- GOAL OF THE EXERCISE:
Which lines of the listing contain the string "text", matching case? Pull out every such line and copy it in full.

- RECORD EXTRACTS:

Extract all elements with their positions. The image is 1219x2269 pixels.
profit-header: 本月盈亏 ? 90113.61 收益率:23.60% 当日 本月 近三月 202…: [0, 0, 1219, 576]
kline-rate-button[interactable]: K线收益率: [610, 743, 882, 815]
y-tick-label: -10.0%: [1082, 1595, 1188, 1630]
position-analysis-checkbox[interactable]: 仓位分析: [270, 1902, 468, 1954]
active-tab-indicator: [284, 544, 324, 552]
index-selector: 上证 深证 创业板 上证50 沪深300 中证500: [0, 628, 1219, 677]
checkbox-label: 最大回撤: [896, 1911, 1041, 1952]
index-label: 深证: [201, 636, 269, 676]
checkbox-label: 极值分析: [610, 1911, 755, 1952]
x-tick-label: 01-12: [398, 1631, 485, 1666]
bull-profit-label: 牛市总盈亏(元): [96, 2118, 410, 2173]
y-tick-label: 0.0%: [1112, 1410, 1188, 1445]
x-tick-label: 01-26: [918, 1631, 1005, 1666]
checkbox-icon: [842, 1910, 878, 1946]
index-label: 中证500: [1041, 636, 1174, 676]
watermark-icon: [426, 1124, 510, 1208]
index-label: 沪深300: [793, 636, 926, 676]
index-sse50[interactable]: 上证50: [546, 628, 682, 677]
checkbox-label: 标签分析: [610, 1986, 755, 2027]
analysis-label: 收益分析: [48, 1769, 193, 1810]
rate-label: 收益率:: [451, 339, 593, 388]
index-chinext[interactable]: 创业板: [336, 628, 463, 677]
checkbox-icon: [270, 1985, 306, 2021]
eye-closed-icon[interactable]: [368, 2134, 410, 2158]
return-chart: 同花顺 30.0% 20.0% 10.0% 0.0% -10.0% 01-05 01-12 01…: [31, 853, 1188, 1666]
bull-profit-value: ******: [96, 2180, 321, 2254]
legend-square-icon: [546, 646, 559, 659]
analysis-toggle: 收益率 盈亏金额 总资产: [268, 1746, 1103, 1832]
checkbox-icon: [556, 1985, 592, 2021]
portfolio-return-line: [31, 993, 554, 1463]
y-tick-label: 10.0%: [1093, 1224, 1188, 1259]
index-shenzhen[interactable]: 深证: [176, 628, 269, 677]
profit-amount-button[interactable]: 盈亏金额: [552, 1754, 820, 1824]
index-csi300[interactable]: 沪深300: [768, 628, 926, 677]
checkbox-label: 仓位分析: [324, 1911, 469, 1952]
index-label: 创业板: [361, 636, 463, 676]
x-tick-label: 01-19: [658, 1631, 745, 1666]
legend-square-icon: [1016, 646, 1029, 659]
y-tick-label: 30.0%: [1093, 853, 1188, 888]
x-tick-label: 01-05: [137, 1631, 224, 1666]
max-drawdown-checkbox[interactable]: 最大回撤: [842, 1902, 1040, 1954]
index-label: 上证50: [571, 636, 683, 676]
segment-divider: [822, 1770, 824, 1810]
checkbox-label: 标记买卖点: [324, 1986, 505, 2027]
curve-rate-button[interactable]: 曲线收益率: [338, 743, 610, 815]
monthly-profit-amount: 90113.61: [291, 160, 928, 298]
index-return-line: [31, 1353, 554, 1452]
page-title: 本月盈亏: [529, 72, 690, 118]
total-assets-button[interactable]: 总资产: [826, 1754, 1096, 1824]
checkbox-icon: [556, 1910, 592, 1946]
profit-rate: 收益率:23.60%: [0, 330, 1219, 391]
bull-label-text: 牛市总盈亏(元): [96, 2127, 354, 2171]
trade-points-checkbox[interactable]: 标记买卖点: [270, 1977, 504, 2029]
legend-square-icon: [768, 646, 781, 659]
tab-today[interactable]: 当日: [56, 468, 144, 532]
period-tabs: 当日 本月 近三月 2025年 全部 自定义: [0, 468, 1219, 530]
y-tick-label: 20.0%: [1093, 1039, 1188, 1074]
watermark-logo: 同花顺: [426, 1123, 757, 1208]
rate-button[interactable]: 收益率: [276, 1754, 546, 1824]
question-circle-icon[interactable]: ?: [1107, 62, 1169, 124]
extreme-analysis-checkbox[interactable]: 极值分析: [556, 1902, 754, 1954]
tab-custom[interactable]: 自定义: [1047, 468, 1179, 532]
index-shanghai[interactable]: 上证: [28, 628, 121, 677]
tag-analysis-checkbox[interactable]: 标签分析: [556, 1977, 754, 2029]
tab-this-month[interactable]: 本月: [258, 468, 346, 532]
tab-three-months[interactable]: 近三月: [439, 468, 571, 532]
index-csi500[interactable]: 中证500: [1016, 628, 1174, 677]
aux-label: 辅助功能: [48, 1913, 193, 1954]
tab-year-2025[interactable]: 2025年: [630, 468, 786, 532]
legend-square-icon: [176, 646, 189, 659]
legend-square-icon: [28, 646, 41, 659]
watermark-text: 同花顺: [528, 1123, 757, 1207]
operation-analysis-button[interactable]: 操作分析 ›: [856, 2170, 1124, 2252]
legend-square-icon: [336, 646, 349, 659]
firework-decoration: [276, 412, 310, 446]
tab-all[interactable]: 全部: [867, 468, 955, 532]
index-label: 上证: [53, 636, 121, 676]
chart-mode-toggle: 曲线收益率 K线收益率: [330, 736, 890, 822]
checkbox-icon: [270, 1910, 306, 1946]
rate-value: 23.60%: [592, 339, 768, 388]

- RESPONSE TO THE EXERCISE:
bull-label-text: 牛市总盈亏(元): [96, 2127, 354, 2171]
watermark-text: 同花顺: [528, 1123, 757, 1207]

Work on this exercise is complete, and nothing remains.